Given request.
Give the number of lines holding the string "lebih" and nothing more.

Dataset content.
###
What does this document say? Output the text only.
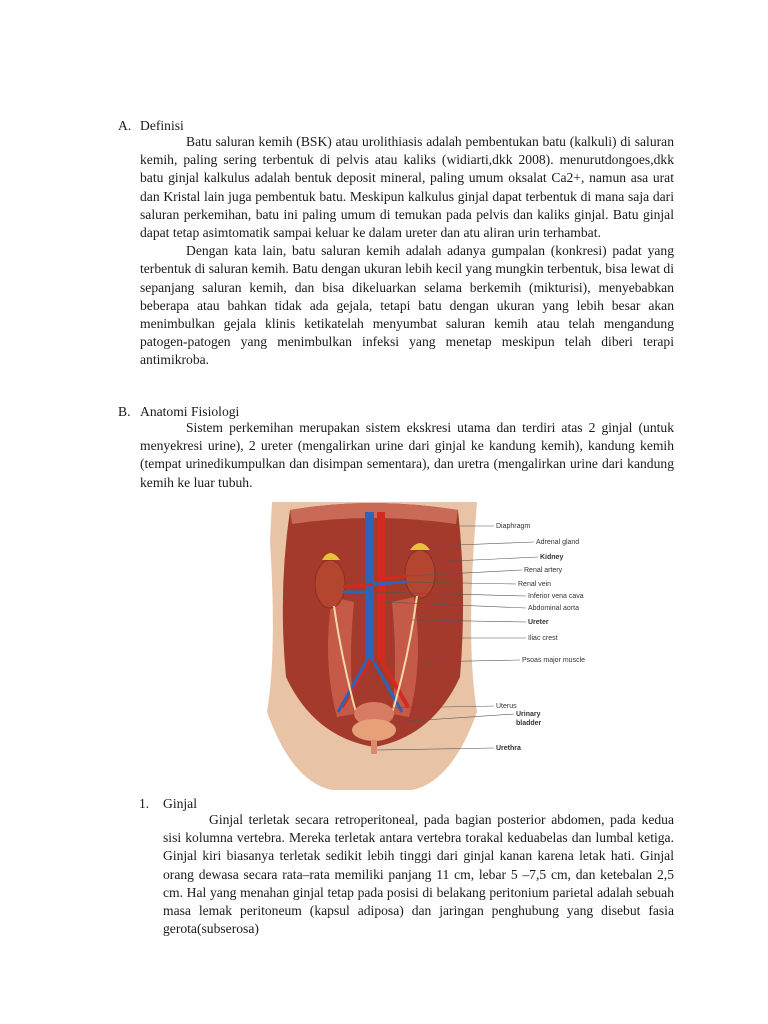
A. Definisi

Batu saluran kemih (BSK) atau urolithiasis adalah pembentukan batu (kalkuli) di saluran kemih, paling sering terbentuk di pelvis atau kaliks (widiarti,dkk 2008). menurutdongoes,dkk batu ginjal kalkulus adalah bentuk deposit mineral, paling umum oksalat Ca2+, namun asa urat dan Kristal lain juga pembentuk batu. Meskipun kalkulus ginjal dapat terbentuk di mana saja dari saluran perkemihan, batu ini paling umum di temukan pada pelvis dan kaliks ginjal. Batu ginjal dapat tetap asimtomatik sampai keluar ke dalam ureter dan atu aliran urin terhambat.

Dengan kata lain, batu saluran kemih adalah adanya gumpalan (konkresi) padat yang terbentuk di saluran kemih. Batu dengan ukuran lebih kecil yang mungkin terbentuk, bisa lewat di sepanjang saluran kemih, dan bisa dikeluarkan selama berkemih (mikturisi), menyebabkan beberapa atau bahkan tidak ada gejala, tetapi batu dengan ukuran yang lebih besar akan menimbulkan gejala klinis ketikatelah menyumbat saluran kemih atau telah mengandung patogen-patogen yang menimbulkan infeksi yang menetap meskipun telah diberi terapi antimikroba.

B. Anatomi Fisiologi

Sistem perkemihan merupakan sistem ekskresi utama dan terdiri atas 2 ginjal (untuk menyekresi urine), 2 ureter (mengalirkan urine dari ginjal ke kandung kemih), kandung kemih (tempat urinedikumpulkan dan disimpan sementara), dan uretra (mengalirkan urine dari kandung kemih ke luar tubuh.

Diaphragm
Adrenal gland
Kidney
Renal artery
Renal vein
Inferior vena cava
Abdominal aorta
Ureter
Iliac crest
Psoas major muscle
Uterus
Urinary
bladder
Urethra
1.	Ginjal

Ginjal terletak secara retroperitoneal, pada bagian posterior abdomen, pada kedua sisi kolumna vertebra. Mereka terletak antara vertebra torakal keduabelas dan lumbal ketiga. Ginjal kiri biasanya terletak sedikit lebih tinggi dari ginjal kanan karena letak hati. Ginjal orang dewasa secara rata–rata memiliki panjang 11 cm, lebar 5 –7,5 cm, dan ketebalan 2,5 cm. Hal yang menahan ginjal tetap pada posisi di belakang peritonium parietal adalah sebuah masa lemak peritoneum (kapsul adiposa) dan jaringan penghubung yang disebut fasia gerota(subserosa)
###
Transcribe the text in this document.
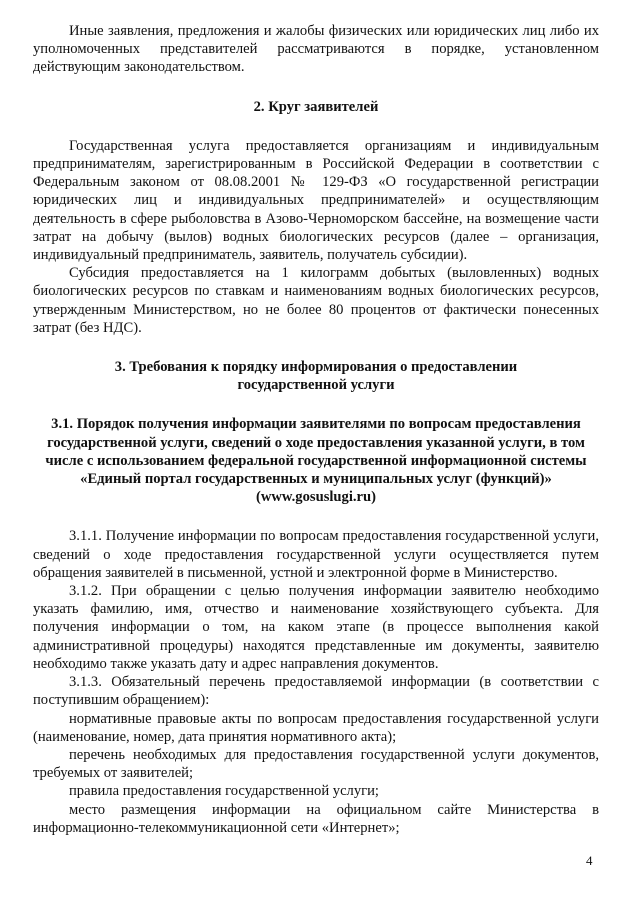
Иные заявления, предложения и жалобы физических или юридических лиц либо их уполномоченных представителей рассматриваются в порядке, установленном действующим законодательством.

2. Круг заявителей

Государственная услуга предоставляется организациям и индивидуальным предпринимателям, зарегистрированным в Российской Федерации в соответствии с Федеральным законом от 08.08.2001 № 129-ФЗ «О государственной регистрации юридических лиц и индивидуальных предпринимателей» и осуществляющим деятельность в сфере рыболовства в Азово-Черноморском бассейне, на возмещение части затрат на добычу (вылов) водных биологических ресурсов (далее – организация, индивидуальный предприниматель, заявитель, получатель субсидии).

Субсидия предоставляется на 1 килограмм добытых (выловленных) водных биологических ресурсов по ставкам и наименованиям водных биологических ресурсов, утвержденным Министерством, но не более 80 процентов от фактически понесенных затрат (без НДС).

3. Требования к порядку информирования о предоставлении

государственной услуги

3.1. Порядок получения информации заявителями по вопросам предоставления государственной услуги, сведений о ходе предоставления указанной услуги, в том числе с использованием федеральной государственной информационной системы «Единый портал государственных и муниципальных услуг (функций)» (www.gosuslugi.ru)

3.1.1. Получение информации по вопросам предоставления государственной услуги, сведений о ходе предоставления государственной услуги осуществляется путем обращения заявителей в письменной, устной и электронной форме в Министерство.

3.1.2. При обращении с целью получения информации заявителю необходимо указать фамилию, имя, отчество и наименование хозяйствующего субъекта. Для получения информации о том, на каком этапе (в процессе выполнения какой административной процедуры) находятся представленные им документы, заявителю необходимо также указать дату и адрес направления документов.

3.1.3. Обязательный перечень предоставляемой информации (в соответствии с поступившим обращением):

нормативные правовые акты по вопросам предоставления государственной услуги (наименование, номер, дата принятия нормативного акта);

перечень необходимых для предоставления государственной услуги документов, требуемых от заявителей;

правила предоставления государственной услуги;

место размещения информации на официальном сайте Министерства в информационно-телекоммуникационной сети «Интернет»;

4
###
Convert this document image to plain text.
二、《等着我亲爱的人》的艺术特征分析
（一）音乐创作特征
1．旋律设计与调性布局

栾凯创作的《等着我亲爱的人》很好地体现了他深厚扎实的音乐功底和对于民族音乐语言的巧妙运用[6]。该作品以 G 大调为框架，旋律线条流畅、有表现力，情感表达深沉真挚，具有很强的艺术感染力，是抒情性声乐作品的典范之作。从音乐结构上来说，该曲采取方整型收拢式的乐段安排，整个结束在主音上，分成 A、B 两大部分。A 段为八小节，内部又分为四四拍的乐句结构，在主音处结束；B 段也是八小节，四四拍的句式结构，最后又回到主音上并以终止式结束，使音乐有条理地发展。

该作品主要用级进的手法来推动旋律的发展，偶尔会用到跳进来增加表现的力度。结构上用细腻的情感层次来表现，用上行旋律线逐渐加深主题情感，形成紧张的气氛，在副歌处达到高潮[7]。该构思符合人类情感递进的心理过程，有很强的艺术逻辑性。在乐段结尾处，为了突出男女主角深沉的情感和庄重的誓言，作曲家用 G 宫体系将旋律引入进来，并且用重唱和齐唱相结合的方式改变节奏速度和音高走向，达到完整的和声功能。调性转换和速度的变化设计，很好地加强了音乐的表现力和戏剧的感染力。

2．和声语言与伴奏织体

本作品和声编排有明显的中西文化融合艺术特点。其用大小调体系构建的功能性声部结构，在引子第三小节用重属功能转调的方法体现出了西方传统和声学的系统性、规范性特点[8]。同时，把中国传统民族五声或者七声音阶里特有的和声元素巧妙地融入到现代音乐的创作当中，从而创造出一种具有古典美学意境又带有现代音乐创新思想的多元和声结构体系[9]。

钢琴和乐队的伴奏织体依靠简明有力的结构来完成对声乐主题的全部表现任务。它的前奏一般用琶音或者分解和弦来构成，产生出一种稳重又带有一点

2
###
Written answer.
2